# Directions:
In the records below, locate the line containing "Extract the structured", then extract it and all following lines exactly, ending with the last line.
--- Begin Dataset content ---
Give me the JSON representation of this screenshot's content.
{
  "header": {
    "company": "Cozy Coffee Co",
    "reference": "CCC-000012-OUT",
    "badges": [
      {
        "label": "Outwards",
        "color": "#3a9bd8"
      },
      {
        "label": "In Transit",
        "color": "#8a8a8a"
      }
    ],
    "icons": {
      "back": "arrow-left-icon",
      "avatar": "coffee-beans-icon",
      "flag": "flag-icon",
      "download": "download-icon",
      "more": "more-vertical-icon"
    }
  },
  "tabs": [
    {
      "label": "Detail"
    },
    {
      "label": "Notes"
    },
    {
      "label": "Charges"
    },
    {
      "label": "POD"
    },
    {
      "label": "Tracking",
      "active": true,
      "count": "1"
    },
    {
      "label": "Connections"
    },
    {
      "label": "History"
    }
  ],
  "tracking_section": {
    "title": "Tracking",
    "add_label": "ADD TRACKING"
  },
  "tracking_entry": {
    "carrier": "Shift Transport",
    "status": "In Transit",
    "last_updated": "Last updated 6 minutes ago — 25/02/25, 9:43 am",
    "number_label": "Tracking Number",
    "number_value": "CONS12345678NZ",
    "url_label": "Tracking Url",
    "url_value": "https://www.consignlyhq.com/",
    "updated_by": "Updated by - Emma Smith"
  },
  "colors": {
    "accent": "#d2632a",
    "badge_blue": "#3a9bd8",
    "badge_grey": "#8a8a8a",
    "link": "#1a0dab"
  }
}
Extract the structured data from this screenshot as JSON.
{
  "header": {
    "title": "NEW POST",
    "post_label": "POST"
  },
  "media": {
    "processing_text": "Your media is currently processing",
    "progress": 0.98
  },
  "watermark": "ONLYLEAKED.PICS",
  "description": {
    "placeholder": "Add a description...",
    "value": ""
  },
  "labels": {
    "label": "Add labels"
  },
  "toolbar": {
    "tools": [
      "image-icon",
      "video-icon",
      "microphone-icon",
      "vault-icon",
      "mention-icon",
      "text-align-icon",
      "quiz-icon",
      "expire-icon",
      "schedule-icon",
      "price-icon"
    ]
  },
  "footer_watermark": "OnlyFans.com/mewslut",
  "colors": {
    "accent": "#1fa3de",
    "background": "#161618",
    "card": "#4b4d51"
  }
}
--- End Dataset content ---
# Written response:
Extract the structured data from this screenshot as JSON.
{
  "header": {
    "title": "NEW POST",
    "post_label": "POST"
  },
  "media": {
    "processing_text": "Your media is currently processing",
    "progress": 0.98
  },
  "watermark": "ONLYLEAKED.PICS",
  "description": {
    "placeholder": "Add a description...",
    "value": ""
  },
  "labels": {
    "label": "Add labels"
  },
  "toolbar": {
    "tools": [
      "image-icon",
      "video-icon",
      "microphone-icon",
      "vault-icon",
      "mention-icon",
      "text-align-icon",
      "quiz-icon",
      "expire-icon",
      "schedule-icon",
      "price-icon"
    ]
  },
  "footer_watermark": "OnlyFans.com/mewslut",
  "colors": {
    "accent": "#1fa3de",
    "background": "#161618",
    "card": "#4b4d51"
  }
}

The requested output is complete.